# Aim:
Comb through the entries for "Channel" and pull out each line that holds it.
[BEGIN Data excerpts]
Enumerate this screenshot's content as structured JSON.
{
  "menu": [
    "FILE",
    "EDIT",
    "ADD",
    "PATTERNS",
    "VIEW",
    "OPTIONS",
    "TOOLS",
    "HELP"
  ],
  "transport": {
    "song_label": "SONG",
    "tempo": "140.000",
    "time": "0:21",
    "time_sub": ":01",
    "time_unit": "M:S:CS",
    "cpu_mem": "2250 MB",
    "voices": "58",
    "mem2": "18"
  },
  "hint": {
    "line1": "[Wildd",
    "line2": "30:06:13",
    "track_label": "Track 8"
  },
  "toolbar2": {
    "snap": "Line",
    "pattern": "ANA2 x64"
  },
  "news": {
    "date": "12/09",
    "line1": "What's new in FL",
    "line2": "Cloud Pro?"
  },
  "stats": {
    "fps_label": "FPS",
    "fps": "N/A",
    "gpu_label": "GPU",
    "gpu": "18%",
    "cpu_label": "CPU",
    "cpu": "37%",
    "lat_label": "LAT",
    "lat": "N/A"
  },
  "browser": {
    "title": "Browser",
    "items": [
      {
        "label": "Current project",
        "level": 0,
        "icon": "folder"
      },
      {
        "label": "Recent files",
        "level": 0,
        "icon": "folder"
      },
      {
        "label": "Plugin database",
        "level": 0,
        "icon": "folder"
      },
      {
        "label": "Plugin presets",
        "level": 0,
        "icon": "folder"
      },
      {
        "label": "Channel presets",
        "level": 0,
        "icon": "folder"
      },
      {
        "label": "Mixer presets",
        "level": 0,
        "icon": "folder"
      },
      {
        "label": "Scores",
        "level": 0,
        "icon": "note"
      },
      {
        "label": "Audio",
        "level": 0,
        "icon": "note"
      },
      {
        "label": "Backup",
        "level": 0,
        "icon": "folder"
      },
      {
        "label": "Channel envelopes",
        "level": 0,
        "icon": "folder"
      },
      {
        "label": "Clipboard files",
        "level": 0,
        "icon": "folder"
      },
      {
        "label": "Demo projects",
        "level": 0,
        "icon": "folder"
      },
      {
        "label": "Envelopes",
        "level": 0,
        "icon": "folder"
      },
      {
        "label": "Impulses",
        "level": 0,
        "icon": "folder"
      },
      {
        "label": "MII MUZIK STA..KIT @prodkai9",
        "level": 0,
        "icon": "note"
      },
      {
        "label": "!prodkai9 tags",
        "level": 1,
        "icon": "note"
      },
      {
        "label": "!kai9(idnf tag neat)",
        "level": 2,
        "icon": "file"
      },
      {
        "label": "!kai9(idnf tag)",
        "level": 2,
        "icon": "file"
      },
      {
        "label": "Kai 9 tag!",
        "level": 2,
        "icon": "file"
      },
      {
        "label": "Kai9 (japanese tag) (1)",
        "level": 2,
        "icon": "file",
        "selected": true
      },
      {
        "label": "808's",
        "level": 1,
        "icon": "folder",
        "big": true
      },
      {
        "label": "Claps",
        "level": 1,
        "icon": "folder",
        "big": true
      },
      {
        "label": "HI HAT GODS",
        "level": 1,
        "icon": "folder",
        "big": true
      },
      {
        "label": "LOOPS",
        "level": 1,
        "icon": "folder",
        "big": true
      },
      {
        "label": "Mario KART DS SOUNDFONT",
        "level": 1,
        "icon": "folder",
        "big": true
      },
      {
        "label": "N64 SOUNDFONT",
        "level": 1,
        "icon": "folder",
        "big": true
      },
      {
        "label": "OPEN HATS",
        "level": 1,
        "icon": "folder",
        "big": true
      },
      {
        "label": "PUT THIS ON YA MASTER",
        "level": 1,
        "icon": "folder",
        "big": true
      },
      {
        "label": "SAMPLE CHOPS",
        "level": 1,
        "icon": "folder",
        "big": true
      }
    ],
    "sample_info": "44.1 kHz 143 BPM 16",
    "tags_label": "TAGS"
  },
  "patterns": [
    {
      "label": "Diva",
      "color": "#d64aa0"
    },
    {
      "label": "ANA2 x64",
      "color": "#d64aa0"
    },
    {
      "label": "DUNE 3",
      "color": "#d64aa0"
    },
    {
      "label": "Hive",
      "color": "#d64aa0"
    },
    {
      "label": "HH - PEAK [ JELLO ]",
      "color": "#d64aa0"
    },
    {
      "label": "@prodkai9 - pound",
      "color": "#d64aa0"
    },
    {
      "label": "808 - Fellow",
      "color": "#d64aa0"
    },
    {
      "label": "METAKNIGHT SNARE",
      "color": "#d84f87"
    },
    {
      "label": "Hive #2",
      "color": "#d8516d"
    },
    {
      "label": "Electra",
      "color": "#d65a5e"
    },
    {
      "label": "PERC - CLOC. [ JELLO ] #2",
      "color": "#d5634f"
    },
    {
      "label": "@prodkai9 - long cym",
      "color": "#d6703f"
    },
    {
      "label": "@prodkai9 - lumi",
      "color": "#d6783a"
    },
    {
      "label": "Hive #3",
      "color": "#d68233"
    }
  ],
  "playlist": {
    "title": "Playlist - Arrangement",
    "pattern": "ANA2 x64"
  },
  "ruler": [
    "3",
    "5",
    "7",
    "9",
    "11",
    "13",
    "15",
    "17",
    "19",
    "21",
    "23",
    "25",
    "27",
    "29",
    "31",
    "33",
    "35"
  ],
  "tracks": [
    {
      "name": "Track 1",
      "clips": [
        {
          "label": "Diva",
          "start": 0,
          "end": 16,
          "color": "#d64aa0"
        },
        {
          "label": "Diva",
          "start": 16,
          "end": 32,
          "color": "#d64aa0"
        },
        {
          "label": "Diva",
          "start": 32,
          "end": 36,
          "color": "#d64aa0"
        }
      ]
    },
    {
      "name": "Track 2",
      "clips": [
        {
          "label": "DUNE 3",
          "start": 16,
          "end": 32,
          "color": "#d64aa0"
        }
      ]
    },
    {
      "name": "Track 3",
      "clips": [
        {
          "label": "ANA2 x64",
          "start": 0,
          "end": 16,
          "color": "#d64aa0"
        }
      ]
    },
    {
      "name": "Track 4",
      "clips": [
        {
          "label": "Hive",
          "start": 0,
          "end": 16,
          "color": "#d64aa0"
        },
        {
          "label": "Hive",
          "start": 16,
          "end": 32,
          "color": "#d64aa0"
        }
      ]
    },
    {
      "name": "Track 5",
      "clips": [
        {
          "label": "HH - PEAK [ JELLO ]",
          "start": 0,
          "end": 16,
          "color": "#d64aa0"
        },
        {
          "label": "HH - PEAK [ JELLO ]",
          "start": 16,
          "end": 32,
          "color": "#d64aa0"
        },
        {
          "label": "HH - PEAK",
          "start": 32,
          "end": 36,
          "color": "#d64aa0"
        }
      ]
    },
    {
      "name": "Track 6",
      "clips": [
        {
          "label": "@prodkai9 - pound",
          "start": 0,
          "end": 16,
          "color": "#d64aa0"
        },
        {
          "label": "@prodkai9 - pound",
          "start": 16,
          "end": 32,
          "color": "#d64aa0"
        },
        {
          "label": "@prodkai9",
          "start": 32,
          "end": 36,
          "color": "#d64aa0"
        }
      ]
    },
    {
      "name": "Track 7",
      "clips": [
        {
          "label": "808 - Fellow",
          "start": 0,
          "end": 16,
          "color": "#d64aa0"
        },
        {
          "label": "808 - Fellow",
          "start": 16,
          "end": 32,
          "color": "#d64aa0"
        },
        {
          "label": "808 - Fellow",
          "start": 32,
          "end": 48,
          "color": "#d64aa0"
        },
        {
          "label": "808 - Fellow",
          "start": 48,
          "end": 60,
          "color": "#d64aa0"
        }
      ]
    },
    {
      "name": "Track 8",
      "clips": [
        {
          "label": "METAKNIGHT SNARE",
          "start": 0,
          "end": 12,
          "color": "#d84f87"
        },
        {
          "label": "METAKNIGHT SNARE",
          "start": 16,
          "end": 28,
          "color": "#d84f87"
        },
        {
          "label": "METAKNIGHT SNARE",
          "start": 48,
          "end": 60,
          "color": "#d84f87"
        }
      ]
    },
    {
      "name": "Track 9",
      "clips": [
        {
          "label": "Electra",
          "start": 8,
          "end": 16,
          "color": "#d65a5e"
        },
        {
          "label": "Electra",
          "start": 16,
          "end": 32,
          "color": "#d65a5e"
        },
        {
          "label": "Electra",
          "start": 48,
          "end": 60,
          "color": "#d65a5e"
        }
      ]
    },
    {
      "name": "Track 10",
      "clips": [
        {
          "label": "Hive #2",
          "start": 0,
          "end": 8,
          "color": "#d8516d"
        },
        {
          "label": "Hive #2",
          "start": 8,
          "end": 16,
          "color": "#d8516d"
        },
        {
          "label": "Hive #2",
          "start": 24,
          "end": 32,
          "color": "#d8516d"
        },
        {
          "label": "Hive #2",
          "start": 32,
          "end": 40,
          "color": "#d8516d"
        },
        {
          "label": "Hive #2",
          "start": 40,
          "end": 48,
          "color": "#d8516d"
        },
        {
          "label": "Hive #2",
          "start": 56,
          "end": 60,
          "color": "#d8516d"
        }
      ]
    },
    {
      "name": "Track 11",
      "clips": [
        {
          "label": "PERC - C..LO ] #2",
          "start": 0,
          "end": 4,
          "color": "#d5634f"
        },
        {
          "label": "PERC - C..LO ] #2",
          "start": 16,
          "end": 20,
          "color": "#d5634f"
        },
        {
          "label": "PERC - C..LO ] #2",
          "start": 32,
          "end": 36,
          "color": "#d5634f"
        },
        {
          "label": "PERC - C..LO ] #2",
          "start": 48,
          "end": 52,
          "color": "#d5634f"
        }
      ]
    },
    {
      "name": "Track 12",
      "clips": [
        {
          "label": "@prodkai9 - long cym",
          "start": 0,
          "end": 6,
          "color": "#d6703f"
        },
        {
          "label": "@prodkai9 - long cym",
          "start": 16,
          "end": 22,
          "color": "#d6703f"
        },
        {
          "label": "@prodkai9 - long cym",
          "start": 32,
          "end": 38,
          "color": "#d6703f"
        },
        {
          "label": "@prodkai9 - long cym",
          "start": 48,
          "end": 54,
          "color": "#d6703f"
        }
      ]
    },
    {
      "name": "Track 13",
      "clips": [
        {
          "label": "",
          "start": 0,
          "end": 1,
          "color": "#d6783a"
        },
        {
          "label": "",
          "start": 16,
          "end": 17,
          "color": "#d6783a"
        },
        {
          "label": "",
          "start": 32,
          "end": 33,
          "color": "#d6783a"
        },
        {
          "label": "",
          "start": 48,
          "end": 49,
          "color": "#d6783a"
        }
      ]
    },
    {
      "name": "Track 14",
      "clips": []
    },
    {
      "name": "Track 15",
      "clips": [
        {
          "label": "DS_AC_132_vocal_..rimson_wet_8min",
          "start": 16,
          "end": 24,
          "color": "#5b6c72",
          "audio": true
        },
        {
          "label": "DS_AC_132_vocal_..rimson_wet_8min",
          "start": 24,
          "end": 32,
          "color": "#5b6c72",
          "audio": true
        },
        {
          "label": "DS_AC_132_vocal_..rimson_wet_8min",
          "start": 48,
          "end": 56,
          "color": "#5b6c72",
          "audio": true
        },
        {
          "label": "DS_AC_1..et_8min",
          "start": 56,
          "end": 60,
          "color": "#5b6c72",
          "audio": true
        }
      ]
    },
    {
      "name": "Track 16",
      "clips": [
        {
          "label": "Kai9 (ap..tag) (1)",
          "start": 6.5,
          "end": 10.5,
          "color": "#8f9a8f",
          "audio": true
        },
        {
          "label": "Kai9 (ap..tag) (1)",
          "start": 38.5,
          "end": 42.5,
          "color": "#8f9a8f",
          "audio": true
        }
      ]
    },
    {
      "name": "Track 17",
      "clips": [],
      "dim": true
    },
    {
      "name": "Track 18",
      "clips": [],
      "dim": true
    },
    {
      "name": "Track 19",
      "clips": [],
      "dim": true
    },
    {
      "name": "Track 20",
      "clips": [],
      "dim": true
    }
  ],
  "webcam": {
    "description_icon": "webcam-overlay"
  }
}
[END Data excerpts]
# Problem solution:
        "label": "Channel presets",
        "label": "Channel envelopes",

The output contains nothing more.